- **The request**
Copy out every line in the records below that contains the string "input". Case counts.

- **Material to process**
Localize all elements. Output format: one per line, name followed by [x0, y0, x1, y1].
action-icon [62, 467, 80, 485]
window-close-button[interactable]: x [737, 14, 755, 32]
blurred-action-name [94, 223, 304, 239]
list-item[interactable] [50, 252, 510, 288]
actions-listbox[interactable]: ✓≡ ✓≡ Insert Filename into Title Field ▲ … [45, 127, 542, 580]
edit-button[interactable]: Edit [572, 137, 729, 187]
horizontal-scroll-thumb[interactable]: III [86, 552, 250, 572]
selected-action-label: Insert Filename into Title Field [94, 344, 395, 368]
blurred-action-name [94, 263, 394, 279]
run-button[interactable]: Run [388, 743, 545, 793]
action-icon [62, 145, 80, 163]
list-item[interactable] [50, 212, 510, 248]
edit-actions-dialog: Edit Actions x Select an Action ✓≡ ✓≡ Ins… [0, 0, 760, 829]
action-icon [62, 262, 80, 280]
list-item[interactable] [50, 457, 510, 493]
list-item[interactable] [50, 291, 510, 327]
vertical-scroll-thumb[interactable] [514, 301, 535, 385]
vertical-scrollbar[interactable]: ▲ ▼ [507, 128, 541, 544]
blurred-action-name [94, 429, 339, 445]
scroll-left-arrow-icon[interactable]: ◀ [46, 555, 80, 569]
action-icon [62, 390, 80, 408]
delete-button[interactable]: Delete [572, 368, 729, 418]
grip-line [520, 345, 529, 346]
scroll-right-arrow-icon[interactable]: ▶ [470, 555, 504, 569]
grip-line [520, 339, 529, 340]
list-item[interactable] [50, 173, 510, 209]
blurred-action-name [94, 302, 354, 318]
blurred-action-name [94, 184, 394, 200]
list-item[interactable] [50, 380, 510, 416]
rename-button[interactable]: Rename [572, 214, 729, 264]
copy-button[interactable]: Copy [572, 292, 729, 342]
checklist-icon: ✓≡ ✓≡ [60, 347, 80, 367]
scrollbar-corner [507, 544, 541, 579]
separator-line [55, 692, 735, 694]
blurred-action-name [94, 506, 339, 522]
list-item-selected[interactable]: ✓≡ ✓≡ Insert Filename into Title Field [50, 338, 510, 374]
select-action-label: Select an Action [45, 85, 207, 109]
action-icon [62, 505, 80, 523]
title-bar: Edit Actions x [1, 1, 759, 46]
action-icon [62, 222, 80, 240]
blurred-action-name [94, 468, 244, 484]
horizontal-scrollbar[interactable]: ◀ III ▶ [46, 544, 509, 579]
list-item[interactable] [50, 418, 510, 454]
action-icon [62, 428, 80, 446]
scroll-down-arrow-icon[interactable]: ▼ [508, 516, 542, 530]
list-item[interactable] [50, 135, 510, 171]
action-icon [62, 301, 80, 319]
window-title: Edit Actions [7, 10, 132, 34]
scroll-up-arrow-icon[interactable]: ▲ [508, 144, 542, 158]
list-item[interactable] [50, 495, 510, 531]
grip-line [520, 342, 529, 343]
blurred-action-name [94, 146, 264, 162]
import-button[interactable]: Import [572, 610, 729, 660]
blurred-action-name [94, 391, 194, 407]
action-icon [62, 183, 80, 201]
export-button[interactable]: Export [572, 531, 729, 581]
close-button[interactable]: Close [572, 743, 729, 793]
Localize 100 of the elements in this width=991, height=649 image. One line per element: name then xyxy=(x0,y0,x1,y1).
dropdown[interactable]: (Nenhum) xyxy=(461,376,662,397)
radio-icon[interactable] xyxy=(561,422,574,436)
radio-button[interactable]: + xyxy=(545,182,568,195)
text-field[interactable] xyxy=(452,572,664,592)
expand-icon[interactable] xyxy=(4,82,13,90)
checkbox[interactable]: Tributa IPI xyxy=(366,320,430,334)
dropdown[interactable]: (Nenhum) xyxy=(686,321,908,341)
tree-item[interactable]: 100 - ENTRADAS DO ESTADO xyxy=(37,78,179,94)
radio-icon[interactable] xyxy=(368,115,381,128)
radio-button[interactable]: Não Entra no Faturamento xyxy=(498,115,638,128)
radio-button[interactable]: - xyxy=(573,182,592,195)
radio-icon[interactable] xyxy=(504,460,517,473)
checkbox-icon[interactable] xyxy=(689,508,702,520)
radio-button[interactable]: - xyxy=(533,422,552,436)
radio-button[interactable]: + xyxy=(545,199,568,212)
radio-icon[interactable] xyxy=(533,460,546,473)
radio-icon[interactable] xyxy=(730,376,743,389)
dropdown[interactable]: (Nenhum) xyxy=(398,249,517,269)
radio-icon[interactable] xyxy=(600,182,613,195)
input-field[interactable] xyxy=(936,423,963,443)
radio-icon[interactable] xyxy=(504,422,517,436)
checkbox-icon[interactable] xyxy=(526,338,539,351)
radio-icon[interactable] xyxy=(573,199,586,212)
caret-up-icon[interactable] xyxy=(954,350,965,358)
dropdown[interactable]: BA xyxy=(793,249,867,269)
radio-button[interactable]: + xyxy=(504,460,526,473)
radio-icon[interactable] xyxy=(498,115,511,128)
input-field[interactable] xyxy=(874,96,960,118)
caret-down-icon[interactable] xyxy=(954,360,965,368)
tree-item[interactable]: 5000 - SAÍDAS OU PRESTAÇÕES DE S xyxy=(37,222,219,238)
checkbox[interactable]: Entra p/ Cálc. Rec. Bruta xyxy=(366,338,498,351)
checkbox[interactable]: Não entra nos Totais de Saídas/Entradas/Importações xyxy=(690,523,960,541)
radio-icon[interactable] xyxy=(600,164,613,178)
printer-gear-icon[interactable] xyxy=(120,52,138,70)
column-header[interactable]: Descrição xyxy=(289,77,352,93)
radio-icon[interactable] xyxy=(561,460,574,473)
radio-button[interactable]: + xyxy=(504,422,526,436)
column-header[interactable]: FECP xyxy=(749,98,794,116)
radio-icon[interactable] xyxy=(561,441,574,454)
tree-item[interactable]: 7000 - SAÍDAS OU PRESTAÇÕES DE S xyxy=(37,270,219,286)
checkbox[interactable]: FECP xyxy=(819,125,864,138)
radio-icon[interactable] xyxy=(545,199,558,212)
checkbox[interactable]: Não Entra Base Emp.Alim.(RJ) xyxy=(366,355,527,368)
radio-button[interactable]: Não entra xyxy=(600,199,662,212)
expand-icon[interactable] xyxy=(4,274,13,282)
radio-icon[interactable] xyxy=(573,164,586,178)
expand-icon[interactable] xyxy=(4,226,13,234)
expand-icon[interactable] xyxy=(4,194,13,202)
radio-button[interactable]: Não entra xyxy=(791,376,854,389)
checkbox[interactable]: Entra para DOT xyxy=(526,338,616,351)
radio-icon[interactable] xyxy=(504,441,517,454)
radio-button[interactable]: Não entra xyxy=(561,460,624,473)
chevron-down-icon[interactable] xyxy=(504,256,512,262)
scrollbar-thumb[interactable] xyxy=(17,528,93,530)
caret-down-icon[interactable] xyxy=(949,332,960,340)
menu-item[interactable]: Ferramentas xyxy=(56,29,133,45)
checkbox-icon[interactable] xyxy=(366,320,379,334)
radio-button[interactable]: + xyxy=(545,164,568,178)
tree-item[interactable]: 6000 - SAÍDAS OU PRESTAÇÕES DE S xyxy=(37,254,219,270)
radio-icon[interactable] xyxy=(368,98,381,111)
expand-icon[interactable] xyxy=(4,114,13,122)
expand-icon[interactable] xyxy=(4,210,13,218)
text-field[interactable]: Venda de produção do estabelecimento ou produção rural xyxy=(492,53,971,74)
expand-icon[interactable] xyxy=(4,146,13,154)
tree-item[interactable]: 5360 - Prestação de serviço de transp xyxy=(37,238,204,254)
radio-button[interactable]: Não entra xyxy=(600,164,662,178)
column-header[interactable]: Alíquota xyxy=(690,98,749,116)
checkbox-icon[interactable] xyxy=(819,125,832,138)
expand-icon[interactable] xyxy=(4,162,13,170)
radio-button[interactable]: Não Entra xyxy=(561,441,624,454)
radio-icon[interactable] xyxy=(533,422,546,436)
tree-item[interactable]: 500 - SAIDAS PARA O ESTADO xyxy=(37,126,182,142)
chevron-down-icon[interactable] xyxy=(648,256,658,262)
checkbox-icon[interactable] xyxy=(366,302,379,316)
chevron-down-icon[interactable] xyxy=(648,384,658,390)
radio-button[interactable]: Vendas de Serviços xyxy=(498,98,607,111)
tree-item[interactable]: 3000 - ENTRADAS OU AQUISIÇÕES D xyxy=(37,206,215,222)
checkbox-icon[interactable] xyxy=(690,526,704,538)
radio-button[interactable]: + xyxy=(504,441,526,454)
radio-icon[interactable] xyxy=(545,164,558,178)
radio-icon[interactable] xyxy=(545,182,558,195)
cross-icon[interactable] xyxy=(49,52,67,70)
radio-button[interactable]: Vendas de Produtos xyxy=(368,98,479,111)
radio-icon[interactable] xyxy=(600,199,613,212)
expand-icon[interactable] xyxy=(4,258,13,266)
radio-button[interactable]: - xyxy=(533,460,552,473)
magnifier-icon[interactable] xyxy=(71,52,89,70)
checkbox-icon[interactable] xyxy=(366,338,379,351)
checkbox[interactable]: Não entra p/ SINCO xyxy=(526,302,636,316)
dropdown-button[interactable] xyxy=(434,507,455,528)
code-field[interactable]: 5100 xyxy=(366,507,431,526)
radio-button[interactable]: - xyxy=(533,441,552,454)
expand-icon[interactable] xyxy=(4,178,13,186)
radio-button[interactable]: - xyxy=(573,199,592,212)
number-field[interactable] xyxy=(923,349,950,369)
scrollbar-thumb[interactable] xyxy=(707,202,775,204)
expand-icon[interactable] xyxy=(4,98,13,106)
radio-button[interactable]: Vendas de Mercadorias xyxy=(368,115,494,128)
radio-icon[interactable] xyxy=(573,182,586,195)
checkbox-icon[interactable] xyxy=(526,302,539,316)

- **Written solution**
input-field[interactable] xyxy=(936,423,963,443)
input-field[interactable] xyxy=(874,96,960,118)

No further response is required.